Exercise requirements. Where the word "使ってみたい" occurs in a line, return that line.

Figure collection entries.

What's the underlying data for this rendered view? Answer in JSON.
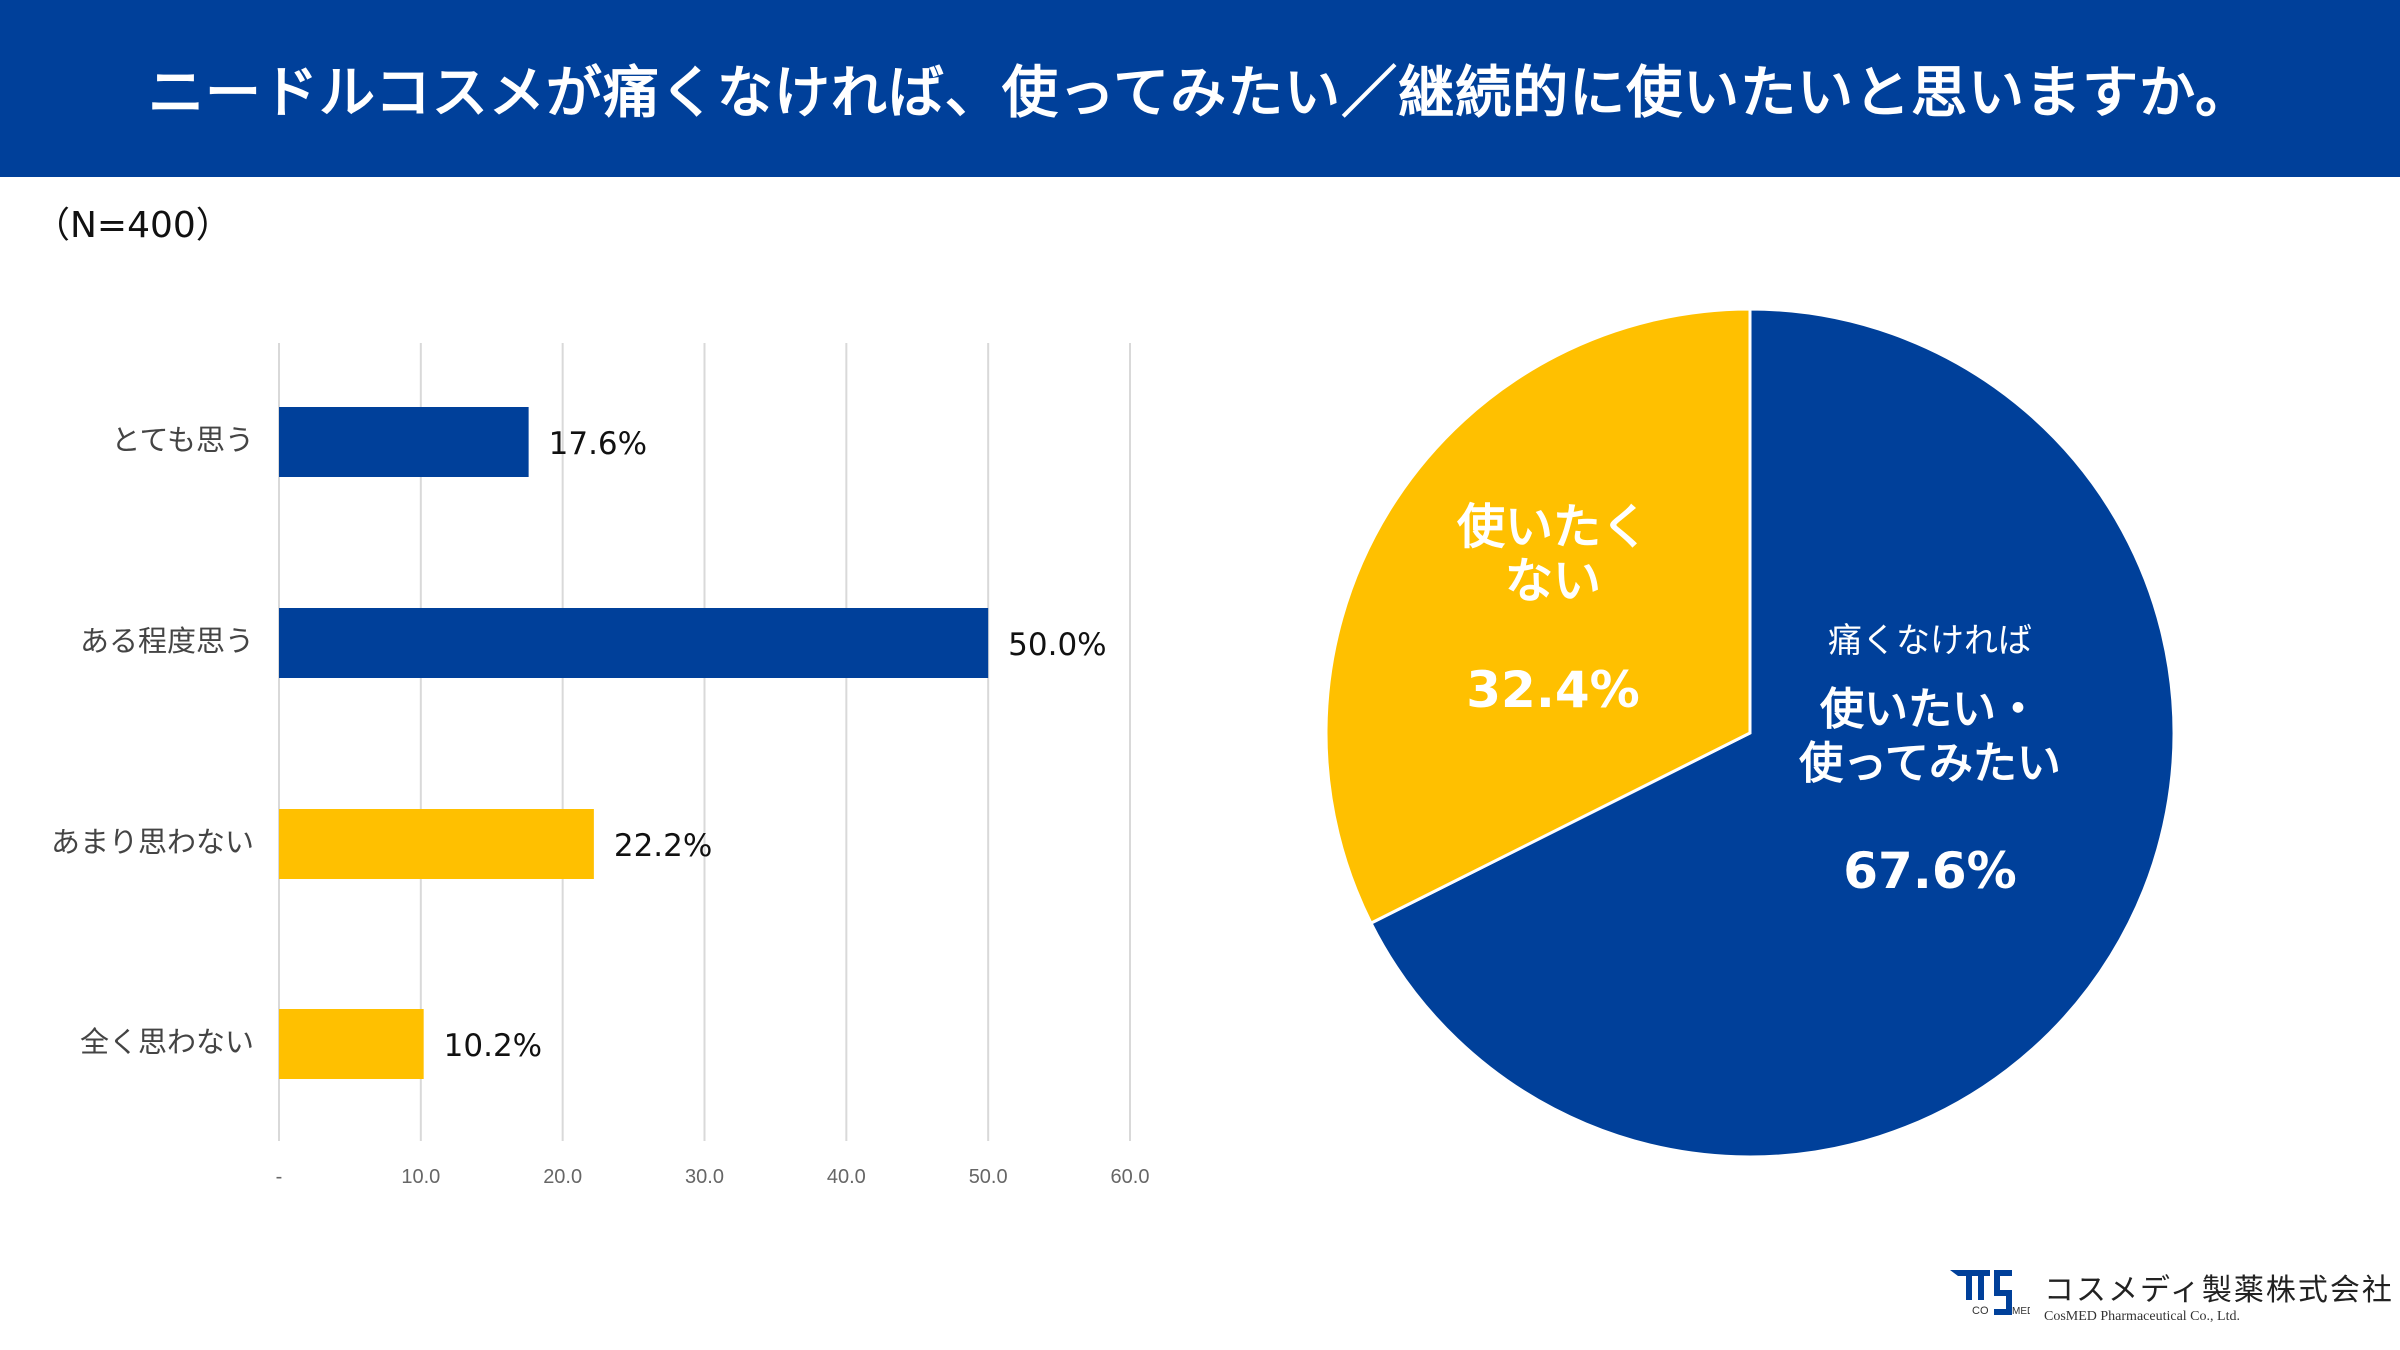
{
  "header": {
    "title": "ニードルコスメが痛くなければ、使ってみたい／継続的に使いたいと思いますか。"
  },
  "sample_size": "（N=400）",
  "colors": {
    "blue": "#00409a",
    "yellow": "#ffc000"
  },
  "chart_data": [
    {
      "type": "bar",
      "orientation": "horizontal",
      "categories": [
        "とても思う",
        "ある程度思う",
        "あまり思わない",
        "全く思わない"
      ],
      "values": [
        17.6,
        50.0,
        22.2,
        10.2
      ],
      "data_labels": [
        "17.6%",
        "50.0%",
        "22.2%",
        "10.2%"
      ],
      "bar_colors": [
        "#00409a",
        "#00409a",
        "#ffc000",
        "#ffc000"
      ],
      "xlim": [
        0,
        60
      ],
      "x_ticks": [
        "-",
        "10.0",
        "20.0",
        "30.0",
        "40.0",
        "50.0",
        "60.0"
      ],
      "grid": true
    },
    {
      "type": "pie",
      "slices": [
        {
          "label_lines": [
            "痛くなければ",
            "使いたい・",
            "使ってみたい"
          ],
          "value": 67.6,
          "value_label": "67.6%",
          "color": "#00409a"
        },
        {
          "label_lines": [
            "使いたく",
            "ない"
          ],
          "value": 32.4,
          "value_label": "32.4%",
          "color": "#ffc000"
        }
      ],
      "start": "top",
      "direction": "clockwise"
    }
  ],
  "logo": {
    "jp": "コスメディ製薬株式会社",
    "en": "CosMED Pharmaceutical Co., Ltd.",
    "mark": "COSMED"
  }
}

Solution for this task.
    "title": "ニードルコスメが痛くなければ、使ってみたい／継続的に使いたいと思いますか。"
            "使ってみたい"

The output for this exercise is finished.